For every line in the records that has the word "government", make a copy.
## Begin
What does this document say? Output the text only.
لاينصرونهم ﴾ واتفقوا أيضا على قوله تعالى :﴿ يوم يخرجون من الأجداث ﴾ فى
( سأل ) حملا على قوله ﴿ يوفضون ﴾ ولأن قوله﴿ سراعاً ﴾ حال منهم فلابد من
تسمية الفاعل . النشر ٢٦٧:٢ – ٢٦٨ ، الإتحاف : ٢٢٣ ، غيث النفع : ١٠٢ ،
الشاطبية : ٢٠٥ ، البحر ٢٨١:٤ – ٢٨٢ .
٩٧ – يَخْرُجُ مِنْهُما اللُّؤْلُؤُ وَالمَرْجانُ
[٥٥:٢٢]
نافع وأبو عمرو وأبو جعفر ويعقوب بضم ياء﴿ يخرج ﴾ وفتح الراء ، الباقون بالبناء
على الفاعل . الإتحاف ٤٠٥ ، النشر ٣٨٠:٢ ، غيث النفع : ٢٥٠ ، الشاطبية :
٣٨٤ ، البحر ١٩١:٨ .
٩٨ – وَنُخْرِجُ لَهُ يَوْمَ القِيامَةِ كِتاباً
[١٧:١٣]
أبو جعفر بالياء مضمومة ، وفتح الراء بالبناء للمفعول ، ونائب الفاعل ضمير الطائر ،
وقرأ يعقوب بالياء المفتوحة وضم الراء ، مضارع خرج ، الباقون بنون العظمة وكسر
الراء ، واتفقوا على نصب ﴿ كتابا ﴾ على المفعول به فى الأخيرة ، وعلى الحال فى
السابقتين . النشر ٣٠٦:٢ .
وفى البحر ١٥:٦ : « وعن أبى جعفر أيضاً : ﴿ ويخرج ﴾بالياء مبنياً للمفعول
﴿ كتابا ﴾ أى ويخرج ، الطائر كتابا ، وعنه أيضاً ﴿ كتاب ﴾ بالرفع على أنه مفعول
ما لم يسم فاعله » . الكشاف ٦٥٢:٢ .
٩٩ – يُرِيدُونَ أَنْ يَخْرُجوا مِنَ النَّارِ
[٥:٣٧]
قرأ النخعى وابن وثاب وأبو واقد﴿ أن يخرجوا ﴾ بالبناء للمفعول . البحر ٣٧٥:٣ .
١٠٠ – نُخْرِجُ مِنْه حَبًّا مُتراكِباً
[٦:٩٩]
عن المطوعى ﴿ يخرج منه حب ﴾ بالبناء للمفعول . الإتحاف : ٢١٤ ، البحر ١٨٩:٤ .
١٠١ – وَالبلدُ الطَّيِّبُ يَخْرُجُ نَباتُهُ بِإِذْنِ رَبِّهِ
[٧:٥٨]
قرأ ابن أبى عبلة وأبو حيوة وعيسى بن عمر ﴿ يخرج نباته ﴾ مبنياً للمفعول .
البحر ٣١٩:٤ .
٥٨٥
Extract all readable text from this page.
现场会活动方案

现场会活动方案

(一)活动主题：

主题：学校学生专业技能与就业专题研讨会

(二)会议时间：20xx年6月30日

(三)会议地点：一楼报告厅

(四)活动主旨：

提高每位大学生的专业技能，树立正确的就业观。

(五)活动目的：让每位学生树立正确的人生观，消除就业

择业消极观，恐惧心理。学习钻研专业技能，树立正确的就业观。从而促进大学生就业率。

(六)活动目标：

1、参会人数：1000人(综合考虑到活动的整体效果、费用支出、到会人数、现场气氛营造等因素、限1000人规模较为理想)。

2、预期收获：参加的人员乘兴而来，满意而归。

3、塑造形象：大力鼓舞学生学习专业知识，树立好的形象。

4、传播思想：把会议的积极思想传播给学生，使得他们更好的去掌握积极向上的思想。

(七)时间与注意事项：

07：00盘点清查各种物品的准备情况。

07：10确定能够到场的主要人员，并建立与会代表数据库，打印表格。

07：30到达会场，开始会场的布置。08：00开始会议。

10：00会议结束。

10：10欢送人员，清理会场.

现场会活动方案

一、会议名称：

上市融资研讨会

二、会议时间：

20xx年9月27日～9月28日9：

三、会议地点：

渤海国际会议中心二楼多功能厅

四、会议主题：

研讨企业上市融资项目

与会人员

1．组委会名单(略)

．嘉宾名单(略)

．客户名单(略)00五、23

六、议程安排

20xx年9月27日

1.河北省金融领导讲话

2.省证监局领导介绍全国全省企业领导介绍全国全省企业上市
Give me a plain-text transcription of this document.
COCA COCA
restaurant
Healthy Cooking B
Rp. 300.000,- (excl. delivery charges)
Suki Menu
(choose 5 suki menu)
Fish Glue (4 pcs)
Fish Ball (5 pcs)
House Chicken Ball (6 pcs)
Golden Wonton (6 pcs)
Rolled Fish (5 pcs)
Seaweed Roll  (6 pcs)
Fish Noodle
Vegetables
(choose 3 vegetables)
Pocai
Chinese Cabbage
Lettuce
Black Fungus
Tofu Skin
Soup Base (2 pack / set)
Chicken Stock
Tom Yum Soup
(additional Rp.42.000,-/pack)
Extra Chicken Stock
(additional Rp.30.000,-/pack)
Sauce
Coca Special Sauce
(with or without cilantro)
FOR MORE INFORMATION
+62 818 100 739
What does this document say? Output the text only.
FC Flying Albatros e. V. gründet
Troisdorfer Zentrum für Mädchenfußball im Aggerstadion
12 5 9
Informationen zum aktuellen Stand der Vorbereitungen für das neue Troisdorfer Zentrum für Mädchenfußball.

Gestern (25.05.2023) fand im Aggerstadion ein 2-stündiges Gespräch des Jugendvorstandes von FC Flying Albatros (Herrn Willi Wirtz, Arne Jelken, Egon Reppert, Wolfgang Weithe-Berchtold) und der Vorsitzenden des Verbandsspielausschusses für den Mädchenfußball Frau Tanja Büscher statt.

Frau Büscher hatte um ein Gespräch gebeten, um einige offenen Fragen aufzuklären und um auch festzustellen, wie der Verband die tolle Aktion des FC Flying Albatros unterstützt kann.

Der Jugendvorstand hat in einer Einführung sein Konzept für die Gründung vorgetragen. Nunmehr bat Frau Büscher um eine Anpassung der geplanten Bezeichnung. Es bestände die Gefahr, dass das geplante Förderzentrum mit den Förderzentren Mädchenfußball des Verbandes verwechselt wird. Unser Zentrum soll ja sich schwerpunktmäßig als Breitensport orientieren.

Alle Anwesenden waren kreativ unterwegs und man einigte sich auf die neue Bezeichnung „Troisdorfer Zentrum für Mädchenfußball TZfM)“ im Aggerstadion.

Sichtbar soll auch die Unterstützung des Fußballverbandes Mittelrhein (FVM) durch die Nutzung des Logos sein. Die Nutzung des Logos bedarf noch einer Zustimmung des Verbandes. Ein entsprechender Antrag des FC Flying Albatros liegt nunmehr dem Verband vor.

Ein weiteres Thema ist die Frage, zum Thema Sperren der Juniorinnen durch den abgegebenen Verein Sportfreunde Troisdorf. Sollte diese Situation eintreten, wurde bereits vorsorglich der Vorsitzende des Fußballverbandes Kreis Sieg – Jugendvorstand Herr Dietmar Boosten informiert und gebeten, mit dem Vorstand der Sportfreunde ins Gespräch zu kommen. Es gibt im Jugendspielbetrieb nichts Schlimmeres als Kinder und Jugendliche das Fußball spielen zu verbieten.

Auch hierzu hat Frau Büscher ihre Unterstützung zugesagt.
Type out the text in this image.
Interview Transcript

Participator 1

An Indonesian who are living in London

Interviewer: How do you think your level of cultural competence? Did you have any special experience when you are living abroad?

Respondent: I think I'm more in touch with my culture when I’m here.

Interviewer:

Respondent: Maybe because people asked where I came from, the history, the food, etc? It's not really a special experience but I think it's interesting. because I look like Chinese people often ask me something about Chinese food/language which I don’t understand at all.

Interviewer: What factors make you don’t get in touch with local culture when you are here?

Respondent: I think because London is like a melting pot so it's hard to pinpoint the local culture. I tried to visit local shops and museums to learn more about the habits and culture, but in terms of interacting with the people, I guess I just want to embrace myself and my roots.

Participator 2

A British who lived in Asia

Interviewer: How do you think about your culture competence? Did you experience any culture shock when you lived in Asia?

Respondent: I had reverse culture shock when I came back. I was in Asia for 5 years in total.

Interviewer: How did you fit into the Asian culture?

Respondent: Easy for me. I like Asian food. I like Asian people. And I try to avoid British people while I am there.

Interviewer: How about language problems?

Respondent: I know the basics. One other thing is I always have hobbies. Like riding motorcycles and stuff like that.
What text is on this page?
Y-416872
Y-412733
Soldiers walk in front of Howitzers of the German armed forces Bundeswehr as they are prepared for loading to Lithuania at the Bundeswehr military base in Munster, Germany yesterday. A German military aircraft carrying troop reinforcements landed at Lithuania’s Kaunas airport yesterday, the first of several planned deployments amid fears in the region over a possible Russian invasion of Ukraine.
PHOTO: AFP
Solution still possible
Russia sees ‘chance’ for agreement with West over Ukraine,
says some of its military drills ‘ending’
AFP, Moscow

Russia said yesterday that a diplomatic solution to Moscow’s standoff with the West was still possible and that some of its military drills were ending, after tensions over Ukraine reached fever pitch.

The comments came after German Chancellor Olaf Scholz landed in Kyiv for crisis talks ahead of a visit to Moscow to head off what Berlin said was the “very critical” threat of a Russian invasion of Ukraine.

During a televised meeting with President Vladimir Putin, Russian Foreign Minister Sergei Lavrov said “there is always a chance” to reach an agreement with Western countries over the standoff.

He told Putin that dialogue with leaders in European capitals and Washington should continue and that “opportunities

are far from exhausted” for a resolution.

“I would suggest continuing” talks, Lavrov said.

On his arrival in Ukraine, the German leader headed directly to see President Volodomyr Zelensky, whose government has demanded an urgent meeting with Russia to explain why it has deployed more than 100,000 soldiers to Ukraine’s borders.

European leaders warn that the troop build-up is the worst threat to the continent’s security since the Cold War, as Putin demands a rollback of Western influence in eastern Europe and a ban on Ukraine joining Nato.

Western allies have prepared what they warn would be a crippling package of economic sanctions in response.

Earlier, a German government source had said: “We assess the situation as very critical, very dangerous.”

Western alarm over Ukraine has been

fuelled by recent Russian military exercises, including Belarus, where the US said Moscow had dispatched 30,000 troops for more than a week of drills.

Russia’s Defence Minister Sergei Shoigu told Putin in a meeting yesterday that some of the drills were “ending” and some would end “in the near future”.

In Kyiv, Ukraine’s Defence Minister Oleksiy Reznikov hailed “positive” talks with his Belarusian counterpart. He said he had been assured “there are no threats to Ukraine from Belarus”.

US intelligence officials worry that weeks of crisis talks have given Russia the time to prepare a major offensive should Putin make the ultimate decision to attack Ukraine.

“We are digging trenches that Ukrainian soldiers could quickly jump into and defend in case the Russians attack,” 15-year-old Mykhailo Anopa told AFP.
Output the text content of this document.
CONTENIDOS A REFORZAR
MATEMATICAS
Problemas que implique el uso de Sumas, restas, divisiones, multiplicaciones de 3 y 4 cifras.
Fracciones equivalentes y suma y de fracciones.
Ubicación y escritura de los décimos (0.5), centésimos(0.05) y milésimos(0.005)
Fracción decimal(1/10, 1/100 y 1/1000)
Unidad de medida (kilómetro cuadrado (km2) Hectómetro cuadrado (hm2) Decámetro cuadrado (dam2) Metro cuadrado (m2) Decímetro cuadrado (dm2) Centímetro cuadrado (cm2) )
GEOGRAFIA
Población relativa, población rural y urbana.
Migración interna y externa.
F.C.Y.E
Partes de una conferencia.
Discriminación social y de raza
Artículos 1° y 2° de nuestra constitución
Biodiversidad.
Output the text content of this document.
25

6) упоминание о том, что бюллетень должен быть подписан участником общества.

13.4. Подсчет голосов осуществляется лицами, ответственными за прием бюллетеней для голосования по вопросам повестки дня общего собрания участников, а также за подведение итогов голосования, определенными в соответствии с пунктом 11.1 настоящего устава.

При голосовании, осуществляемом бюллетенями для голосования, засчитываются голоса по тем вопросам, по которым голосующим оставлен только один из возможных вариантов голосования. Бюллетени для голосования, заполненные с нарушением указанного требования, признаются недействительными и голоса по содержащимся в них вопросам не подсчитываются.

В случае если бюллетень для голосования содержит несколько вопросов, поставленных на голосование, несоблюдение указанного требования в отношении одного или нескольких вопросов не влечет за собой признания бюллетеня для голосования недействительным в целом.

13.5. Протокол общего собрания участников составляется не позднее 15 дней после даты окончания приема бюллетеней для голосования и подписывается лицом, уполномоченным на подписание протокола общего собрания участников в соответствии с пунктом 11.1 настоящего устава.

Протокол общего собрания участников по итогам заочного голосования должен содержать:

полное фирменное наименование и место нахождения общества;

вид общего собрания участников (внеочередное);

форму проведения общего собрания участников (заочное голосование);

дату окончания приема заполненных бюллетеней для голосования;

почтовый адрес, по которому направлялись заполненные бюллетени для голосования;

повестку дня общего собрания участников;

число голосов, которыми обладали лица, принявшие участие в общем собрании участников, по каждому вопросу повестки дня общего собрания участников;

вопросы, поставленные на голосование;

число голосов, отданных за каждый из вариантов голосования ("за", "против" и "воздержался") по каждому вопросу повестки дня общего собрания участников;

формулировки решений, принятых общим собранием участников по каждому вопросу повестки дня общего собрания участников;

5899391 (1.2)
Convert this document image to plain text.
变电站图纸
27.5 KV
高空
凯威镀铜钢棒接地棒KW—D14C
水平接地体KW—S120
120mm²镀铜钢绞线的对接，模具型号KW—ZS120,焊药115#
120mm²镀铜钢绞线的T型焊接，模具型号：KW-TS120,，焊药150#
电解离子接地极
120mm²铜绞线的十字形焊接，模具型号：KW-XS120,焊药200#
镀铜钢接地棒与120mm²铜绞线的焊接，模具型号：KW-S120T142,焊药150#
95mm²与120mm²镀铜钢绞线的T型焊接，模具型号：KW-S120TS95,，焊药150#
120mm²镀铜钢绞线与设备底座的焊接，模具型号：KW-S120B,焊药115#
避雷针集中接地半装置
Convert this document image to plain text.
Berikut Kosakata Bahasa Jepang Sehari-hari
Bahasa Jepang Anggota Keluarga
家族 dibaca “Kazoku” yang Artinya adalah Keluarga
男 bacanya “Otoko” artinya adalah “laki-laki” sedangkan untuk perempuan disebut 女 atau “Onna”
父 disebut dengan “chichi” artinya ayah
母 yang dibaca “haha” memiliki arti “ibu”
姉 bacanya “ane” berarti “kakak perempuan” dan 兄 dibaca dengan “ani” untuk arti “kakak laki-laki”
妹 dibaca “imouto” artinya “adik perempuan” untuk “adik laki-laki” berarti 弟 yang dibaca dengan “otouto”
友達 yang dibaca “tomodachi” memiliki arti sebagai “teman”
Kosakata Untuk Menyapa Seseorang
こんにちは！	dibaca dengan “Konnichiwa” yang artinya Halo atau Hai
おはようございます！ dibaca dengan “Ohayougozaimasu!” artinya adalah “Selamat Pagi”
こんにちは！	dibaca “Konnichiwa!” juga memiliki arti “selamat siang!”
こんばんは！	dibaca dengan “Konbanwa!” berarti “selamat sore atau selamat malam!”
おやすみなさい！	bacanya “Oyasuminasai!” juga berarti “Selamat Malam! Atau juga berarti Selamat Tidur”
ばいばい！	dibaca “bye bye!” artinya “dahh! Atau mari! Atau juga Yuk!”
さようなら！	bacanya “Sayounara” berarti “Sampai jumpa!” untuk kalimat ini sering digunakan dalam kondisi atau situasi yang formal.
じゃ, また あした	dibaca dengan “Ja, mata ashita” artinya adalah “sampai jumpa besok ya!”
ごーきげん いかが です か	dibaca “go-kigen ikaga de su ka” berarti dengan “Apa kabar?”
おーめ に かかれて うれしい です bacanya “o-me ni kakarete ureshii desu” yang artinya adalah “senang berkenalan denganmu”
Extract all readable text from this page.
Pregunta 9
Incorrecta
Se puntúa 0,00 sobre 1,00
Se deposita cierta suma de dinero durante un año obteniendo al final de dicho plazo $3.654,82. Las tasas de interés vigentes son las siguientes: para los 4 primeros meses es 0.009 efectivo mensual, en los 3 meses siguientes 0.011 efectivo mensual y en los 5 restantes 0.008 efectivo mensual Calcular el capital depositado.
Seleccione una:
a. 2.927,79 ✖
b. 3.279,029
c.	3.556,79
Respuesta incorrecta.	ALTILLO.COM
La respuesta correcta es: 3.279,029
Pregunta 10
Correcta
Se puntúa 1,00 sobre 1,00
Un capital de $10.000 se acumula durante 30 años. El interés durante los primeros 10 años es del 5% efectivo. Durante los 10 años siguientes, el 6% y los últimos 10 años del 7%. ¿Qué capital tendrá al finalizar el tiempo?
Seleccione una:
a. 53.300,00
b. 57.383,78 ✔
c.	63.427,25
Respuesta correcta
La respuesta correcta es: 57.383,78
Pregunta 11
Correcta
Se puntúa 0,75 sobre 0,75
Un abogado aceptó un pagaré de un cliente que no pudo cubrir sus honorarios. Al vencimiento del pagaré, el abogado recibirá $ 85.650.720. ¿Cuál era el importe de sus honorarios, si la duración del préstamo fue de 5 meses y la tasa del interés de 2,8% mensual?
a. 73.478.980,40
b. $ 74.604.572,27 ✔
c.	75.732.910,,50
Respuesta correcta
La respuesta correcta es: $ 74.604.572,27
## End
• [TASK RESULT]
On his arrival in Ukraine, the German leader headed directly to see President Volodomyr Zelensky, whose government has demanded an urgent meeting with Russia to explain why it has deployed more than 100,000 soldiers to Ukraine’s borders.
Earlier, a German government source had said: “We assess the situation as very critical, very dangerous.”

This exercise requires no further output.